» **What you have to do**
Your answer should be a single number: the count of lines that hold the word "dopo".

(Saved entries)
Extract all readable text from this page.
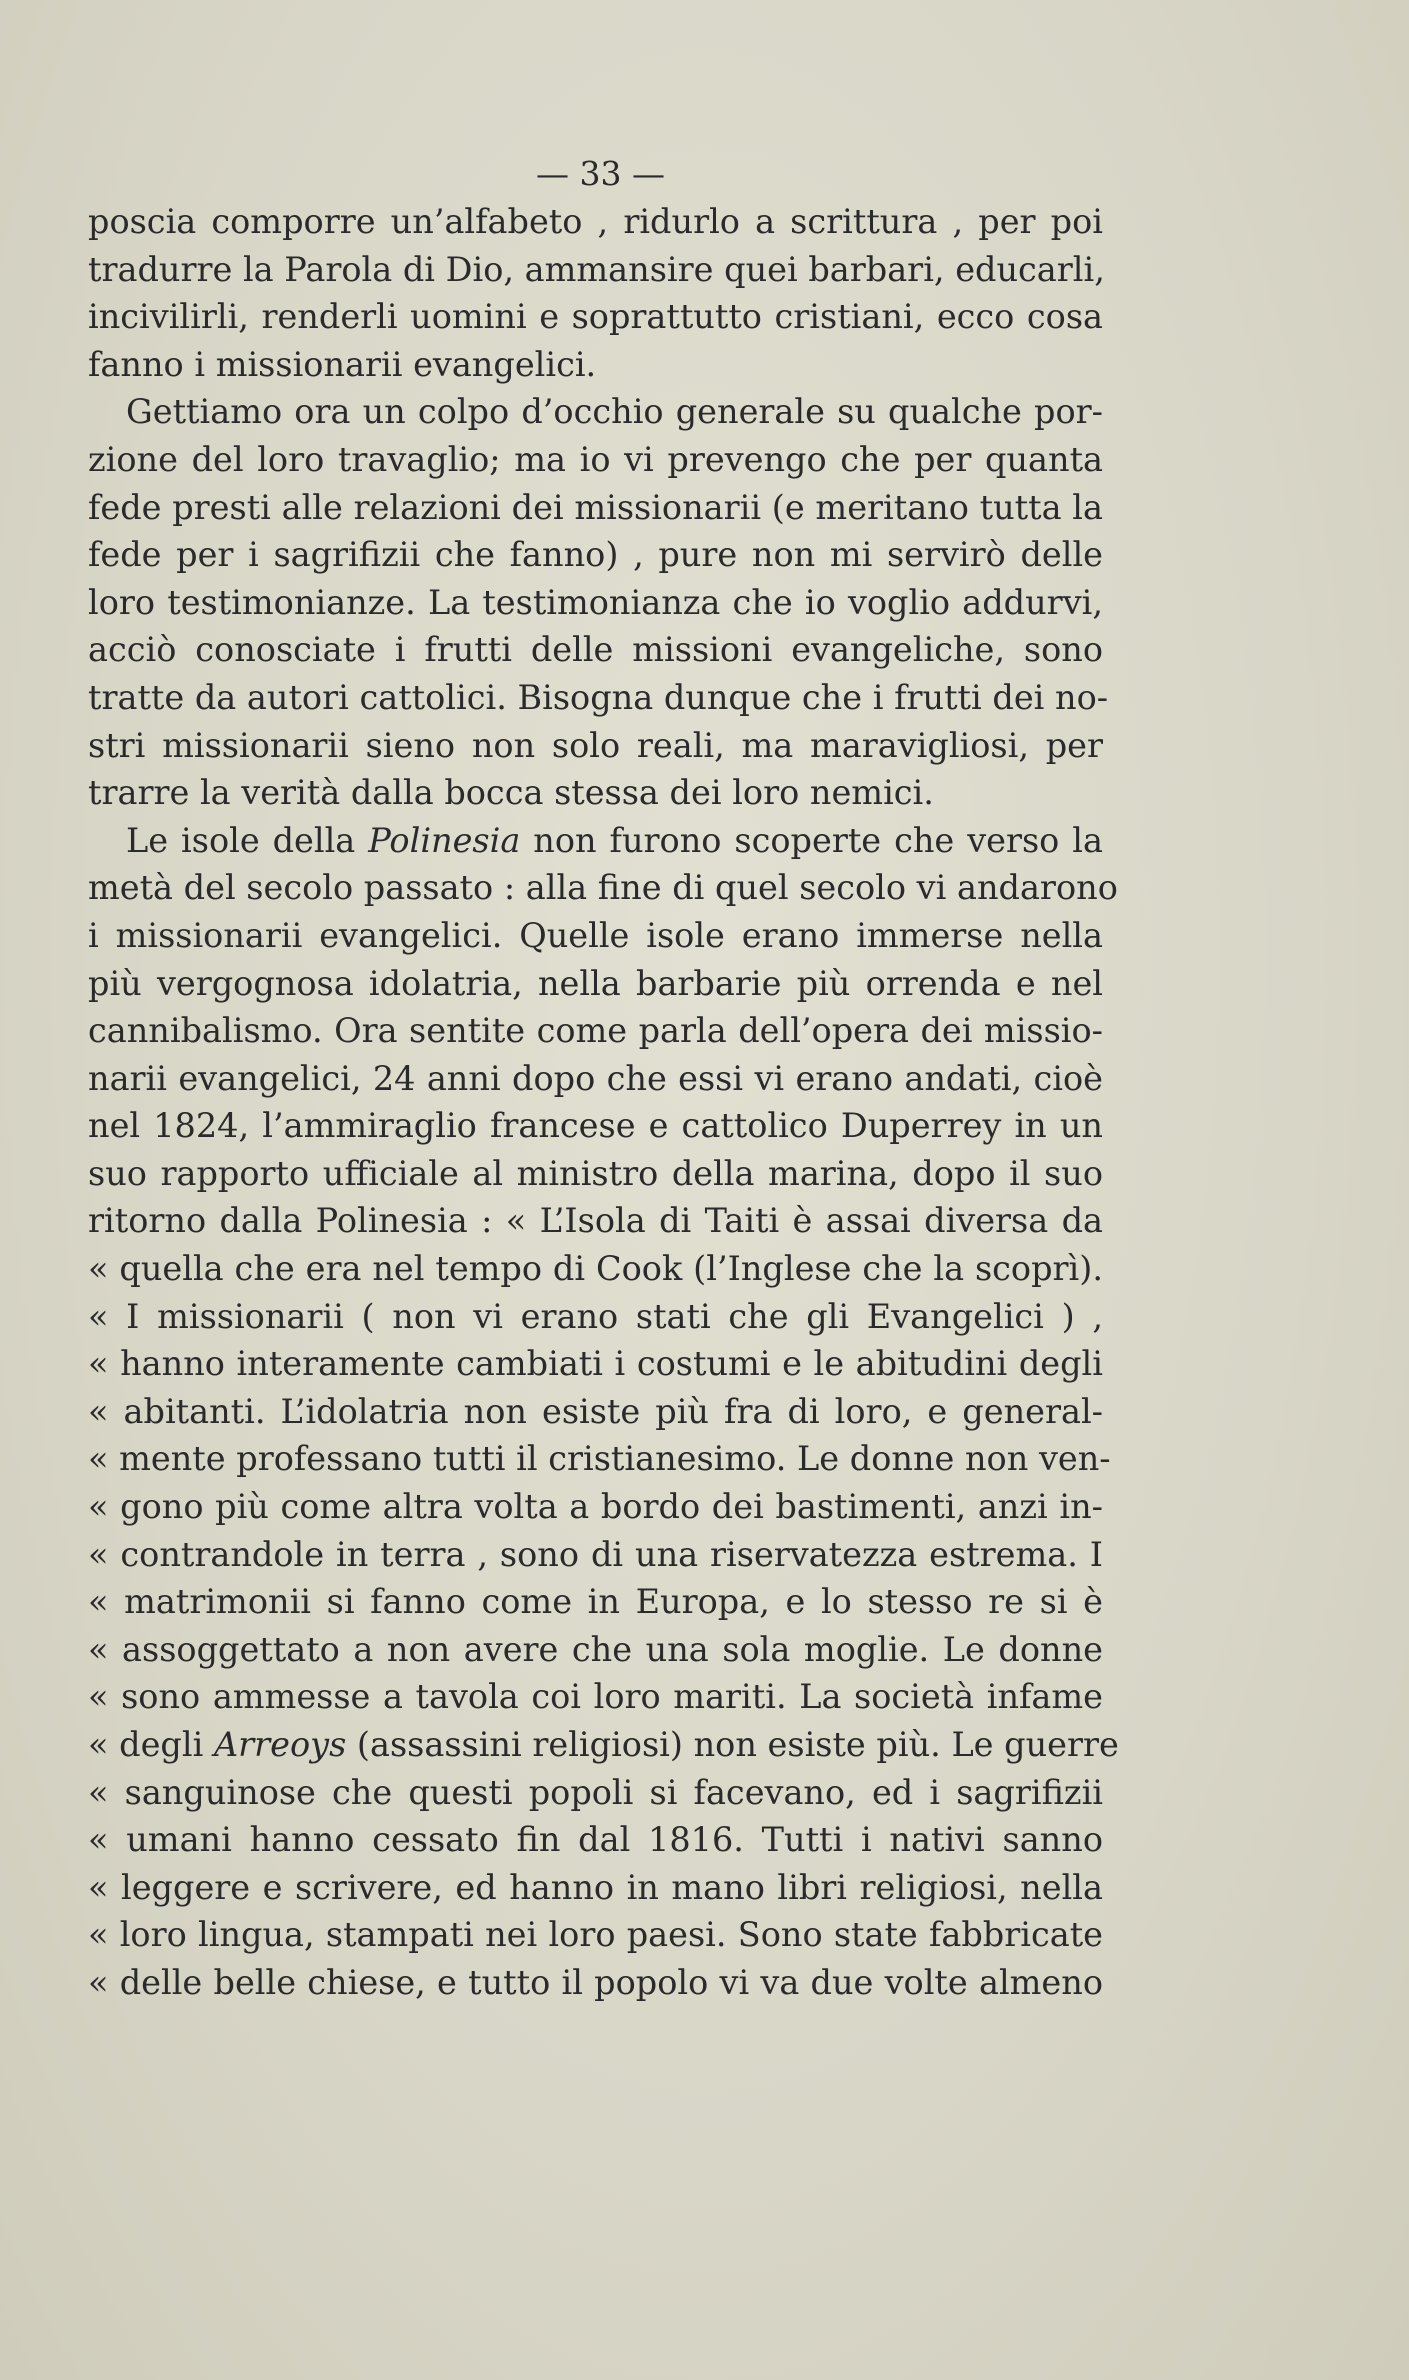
— 33 —
poscia comporre un’alfabeto , ridurlo a scrittura , per poi
tradurre la Parola di Dio, ammansire quei barbari, educarli,
incivilirli, renderli uomini e soprattutto cristiani, ecco cosa
fanno i missionarii evangelici.
Gettiamo ora un colpo d’occhio generale su qualche por-
zione del loro travaglio; ma io vi prevengo che per quanta
fede presti alle relazioni dei missionarii (e meritano tutta la
fede per i sagrifizii che fanno) , pure non mi servirò delle
loro testimonianze. La testimonianza che io voglio addurvi,
acciò conosciate i frutti delle missioni evangeliche, sono
tratte da autori cattolici. Bisogna dunque che i frutti dei no-
stri missionarii sieno non solo reali, ma maravigliosi, per
trarre la verità dalla bocca stessa dei loro nemici.
Le isole della Polinesia non furono scoperte che verso la
metà del secolo passato : alla fine di quel secolo vi andarono
i missionarii evangelici. Quelle isole erano immerse nella
più vergognosa idolatria, nella barbarie più orrenda e nel
cannibalismo. Ora sentite come parla dell’opera dei missio-
narii evangelici, 24 anni dopo che essi vi erano andati, cioè
nel 1824, l’ammiraglio francese e cattolico Duperrey in un
suo rapporto ufficiale al ministro della marina, dopo il suo
ritorno dalla Polinesia : « L’Isola di Taiti è assai diversa da
« quella che era nel tempo di Cook (l’Inglese che la scoprì).
« I missionarii ( non vi erano stati che gli Evangelici ) ,
« hanno interamente cambiati i costumi e le abitudini degli
« abitanti. L’idolatria non esiste più fra di loro, e general-
« mente professano tutti il cristianesimo. Le donne non ven-
« gono più come altra volta a bordo dei bastimenti, anzi in-
« contrandole in terra , sono di una riservatezza estrema. I
« matrimonii si fanno come in Europa, e lo stesso re si è
« assoggettato a non avere che una sola moglie. Le donne
« sono ammesse a tavola coi loro mariti. La società infame
« degli Arreoys (assassini religiosi) non esiste più. Le guerre
« sanguinose che questi popoli si facevano, ed i sagrifizii
« umani hanno cessato fin dal 1816. Tutti i nativi sanno
« leggere e scrivere, ed hanno in mano libri religiosi, nella
« loro lingua, stampati nei loro paesi. Sono state fabbricate
« delle belle chiese, e tutto il popolo vi va due volte almeno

» **In response**
2